## START
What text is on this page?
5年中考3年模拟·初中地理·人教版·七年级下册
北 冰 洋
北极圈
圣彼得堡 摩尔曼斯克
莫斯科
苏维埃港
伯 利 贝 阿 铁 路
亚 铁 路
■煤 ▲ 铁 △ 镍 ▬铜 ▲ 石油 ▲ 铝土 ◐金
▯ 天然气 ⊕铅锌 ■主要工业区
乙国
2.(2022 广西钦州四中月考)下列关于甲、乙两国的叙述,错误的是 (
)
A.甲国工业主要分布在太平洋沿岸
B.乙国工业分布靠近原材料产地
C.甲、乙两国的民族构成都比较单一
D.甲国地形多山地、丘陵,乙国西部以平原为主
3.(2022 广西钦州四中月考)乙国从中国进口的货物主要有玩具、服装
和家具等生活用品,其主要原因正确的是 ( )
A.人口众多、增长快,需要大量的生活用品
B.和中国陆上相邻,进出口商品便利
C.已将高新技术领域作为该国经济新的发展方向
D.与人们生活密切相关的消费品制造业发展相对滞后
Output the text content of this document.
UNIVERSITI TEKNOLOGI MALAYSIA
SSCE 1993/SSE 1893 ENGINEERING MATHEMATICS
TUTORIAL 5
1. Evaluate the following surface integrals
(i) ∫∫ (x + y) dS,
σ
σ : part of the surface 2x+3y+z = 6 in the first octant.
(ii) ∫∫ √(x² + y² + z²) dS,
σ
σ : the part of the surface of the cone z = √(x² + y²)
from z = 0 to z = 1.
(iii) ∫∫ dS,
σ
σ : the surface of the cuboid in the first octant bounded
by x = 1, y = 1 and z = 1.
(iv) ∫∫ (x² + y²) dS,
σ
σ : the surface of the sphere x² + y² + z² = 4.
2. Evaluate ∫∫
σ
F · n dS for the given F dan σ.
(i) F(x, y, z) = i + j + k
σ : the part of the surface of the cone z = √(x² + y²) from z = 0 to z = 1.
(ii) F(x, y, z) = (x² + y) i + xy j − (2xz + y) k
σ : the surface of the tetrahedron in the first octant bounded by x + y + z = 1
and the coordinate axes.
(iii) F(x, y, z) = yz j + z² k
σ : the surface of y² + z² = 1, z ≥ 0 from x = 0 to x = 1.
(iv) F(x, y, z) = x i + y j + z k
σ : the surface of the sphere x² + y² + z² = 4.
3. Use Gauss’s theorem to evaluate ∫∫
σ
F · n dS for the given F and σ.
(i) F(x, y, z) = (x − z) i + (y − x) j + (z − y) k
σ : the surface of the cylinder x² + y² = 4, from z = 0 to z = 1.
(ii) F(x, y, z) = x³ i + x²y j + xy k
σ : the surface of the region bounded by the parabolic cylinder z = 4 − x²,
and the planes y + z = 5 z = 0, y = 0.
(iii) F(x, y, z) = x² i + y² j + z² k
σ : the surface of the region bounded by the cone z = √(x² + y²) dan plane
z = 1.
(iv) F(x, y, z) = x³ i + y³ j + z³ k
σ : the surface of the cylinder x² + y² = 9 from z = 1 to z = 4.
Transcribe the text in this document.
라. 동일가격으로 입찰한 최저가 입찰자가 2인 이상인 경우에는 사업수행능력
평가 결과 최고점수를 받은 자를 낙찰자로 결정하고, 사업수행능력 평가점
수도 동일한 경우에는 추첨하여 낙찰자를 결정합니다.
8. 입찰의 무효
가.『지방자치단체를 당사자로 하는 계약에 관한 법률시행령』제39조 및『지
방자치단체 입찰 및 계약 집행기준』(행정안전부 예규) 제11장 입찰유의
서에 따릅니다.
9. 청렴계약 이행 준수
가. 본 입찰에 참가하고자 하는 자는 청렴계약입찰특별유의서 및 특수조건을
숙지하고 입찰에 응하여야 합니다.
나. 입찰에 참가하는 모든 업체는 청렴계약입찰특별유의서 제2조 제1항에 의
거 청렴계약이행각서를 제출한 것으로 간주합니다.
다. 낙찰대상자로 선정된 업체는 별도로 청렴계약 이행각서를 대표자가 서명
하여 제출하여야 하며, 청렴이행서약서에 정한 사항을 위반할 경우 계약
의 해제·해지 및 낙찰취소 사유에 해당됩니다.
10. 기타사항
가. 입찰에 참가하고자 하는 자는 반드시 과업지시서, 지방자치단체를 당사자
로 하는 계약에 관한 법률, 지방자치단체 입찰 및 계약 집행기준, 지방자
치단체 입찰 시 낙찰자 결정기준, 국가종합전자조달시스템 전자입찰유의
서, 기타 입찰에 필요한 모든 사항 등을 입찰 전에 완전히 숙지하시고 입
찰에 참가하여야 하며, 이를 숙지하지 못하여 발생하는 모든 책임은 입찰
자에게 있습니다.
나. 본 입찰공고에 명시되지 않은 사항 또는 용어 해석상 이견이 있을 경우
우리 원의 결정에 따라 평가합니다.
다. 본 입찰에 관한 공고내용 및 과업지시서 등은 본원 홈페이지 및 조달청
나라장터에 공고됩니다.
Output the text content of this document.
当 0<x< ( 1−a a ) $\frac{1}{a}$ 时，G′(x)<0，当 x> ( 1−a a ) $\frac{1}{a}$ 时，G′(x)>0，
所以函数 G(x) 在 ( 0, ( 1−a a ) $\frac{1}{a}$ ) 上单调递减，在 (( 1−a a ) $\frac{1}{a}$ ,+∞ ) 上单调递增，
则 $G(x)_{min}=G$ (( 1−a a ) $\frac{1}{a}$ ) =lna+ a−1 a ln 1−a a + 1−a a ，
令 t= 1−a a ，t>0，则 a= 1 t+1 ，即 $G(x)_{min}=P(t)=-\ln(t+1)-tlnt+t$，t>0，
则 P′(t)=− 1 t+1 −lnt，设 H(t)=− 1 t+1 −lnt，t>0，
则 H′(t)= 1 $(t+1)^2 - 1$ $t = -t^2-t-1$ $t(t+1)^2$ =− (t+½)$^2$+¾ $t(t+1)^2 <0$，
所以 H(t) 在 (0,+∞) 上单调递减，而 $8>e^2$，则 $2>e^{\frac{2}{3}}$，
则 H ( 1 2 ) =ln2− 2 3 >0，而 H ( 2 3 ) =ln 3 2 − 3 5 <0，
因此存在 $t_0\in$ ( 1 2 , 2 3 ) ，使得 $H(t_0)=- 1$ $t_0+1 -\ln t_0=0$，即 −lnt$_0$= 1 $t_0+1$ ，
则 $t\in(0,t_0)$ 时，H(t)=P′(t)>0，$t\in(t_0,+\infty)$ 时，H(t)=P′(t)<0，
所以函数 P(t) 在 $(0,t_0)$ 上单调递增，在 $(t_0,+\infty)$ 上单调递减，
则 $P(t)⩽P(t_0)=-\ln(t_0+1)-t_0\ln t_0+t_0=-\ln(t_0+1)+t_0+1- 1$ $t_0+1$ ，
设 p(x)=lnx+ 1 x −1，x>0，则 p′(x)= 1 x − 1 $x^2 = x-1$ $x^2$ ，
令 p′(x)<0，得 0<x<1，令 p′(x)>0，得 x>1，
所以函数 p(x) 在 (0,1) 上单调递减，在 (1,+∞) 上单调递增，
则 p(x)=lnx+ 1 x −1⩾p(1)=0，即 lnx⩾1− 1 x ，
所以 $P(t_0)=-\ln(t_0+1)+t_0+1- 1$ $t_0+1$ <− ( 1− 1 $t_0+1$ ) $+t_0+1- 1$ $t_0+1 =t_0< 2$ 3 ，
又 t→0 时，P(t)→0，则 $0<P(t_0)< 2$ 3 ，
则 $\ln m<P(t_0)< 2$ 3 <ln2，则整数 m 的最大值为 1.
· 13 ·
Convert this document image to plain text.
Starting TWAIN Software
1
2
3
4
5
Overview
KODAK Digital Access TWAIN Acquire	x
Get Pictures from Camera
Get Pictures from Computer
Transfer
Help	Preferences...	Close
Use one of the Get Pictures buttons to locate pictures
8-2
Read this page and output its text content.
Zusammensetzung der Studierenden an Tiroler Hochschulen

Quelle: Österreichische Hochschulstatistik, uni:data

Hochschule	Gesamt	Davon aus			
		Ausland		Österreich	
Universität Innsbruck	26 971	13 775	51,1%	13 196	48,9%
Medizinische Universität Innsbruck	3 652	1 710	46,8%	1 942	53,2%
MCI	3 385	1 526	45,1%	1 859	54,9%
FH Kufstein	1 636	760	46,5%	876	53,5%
## END
* Stated goal
Give only the number of lines in the material above that hold the word "과업지시서".

* In response
2